WELCOME BACK AND NEW AUTHORS FROM KROMÌA!

Kromìa wishes you to plunge into a fantastic new beginning, introducing you our new authors: Mauro Cangemi and Giuliano Montieri.

Kromìa is waiting for you at Spazio Kromìa (via Diodato Lioy 11, piazza Monteoliveto – Naples), with the normal opening hours, to discover them, the solo show Braveries by Lino Rusciano (until 5.2.20) and all our photographers!

 

Images, from top:

Lino Rusciano – from the series Braveries – Csy Kromìa and the author

Mauro Cangemi – GZ #7 – Csy Kromìa and the author

Giuliano Montieri – Non guardarmi negli occhi #3 – Csy Kromìa and the author

 

MAURO CANGEMI

 

The thin line between being and becoming.

“As in Mies van der Rohe architectures, the constructions of transparent lights and structuring shadows by Mauro Cangemi create an osmotic filter.

A thin membrane between soul and matter that creates interchange: more than between reality and our perception of it, between factual truth and the even more profound one of spirit and memory.

And, just as for the great German architect, you need both solidity and lucidity, if you want to manage and analyse such an open and limpid transference between individuality and its environment.

The solidity of a clear geometry that, in the loving empathy of an inner voyage, tries and recompose shades, mutations and mystery of everybody, and of the whole life. And the clearness of respect, that does not want to force, breaking at all costs the frail boundary between known and unknown. Referring to things, people, places: they all bear acronychal atmospheres, and are open to host deflagrating projections.

Knowing how much, in that contiguous and moving limit, still dwells all our range of growth, hope, and redemption. And how much – almost moon phase – that darkness only is the other side of a huge light, and of its lively and unstoppable changing”.

(critical text by Diana Gianquitto)

 

GIULIANO MONTIERI

“I photographed many people from behind… (…) I wanted to give them infinite identities, starting from my own identity of photographer, arriving to the last one, the identity of the observer.”
(Luigi Ghirri)

• **What the exercise asks**:
Reproduce the passage of the Kromìa announcement starting with "Mauro Cangemi –" and going on through "an osmotic filter.". Answer using only the Kromìa announcement, not the lines.

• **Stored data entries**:

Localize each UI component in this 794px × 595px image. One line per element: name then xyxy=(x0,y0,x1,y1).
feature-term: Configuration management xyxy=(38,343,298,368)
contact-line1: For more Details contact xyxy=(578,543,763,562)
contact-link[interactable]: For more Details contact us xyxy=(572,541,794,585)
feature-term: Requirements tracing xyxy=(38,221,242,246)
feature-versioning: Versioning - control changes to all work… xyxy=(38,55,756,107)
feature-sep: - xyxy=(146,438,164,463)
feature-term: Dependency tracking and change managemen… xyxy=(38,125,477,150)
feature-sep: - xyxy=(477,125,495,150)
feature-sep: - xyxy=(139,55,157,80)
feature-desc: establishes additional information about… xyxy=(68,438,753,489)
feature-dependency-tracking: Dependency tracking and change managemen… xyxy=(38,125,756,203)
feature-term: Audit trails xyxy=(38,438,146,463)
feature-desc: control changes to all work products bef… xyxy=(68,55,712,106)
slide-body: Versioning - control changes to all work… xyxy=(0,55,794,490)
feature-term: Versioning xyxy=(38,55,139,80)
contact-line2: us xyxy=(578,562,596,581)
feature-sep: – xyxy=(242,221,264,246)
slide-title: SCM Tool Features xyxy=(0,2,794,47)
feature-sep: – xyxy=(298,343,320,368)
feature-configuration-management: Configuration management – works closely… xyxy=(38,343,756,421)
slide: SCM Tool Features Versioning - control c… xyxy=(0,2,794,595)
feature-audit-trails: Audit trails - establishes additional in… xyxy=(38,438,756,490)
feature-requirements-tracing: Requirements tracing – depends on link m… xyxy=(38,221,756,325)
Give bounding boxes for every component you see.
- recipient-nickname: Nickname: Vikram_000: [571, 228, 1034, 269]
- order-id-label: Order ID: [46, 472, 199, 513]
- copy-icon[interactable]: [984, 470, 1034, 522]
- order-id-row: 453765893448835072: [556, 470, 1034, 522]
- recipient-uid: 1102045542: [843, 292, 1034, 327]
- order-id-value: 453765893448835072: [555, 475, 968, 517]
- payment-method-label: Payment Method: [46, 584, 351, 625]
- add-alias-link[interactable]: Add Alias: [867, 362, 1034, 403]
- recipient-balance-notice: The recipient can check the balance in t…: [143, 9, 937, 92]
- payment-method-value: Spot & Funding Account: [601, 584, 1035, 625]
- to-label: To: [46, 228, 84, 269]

• **Exercise output**:
Mauro Cangemi – GZ #7 – Csy Kromìa and the author

Giuliano Montieri – Non guardarmi negli occhi #3 – Csy Kromìa and the author

 

MAURO CANGEMI

 

The thin line between being and becoming.

“As in Mies van der Rohe architectures, the constructions of transparent lights and structuring shadows by Mauro Cangemi create an osmotic filter.